**WHAT IS EXPECTED**
State the number of lines in these records that include the word "from", and add nothing to it.

**DATA LINES**
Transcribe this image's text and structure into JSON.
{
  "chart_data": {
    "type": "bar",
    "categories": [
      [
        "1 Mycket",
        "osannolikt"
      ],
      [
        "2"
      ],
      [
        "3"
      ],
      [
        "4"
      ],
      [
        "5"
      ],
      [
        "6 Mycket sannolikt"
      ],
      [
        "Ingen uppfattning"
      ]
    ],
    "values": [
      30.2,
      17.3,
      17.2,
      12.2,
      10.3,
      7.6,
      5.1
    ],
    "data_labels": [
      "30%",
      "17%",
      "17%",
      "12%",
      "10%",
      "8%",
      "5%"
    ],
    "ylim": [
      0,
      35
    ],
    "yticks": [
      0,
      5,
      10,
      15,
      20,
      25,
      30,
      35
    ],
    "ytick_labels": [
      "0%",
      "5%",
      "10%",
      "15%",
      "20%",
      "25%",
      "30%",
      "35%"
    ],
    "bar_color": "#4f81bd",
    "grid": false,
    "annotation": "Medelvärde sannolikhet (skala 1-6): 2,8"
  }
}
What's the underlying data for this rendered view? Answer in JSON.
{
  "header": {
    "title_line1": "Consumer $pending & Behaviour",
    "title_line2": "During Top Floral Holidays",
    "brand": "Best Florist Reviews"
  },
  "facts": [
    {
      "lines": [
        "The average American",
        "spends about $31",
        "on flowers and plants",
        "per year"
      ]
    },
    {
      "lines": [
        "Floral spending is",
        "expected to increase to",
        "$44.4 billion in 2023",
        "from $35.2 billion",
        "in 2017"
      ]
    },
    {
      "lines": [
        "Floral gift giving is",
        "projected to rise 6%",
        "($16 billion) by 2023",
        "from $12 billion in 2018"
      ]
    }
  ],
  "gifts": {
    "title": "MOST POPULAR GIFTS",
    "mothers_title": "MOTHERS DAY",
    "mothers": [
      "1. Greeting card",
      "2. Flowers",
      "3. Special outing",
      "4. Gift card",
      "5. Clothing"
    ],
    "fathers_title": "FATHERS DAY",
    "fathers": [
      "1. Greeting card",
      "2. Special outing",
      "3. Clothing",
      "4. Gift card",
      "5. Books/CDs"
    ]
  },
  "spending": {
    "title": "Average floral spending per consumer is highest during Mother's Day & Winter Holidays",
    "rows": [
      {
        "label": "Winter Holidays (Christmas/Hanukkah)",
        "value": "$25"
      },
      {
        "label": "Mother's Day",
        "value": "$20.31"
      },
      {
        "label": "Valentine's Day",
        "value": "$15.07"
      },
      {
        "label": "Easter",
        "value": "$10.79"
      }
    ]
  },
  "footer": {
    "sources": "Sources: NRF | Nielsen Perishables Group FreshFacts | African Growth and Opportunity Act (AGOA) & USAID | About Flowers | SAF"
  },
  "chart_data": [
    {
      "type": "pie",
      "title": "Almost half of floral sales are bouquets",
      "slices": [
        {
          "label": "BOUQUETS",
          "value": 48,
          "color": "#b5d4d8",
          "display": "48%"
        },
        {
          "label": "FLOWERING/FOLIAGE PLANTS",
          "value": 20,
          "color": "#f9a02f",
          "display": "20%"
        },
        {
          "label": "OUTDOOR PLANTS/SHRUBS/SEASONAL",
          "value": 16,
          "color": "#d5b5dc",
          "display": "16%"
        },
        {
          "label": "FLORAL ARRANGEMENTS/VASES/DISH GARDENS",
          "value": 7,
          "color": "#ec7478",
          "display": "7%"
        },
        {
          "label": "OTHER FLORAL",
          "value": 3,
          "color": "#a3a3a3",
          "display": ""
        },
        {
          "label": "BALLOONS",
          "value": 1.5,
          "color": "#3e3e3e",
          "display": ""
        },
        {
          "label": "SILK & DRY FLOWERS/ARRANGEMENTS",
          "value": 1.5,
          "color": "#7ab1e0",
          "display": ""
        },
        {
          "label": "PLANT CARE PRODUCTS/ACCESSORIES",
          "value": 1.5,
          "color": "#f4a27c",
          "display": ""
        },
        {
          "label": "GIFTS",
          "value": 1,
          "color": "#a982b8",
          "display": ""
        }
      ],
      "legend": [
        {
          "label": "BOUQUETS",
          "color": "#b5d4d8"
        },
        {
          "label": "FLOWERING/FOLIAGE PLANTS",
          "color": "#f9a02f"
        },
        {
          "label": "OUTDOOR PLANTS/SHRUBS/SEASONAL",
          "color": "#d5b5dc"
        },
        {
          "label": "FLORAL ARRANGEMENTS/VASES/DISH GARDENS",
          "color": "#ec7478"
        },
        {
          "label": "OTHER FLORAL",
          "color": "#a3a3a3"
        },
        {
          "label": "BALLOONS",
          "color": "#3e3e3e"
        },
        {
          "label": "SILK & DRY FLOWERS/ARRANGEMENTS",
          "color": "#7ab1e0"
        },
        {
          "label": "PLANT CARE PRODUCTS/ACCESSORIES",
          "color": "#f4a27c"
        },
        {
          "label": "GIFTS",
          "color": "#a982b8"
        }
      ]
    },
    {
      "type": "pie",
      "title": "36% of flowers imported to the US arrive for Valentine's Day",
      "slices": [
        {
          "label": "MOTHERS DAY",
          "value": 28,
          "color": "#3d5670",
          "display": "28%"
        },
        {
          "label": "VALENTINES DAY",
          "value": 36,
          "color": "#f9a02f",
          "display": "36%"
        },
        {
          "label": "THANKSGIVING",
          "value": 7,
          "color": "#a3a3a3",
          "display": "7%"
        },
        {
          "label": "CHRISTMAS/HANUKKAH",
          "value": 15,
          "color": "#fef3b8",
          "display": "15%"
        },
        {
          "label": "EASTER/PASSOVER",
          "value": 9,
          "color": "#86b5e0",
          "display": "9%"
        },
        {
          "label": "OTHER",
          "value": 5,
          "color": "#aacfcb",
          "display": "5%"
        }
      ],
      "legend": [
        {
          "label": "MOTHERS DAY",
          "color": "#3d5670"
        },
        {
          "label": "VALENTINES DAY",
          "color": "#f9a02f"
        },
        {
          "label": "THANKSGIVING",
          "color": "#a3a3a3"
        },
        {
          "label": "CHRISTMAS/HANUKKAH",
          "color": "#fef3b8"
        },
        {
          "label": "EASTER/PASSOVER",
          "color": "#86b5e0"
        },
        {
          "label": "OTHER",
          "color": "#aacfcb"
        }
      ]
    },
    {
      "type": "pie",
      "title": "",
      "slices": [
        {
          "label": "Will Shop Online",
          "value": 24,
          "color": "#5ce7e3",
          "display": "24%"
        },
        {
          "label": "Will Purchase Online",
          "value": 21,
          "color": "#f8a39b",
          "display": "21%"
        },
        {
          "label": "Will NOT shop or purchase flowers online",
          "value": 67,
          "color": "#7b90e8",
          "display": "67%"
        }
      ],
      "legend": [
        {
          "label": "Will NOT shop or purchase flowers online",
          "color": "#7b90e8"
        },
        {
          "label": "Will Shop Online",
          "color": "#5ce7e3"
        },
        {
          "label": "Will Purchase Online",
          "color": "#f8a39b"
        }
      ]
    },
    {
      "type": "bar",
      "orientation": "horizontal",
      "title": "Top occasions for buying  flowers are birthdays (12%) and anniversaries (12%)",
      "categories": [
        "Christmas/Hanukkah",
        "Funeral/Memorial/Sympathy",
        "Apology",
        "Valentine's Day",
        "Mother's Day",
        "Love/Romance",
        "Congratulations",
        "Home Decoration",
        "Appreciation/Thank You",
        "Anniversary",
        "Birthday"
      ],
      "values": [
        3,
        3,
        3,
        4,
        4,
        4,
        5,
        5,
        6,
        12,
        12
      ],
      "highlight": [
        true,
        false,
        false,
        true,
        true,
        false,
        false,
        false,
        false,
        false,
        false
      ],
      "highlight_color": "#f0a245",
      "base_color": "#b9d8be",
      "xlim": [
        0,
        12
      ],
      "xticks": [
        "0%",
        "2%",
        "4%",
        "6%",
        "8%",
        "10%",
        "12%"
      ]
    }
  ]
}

**WRITTEN RESPONSE**
2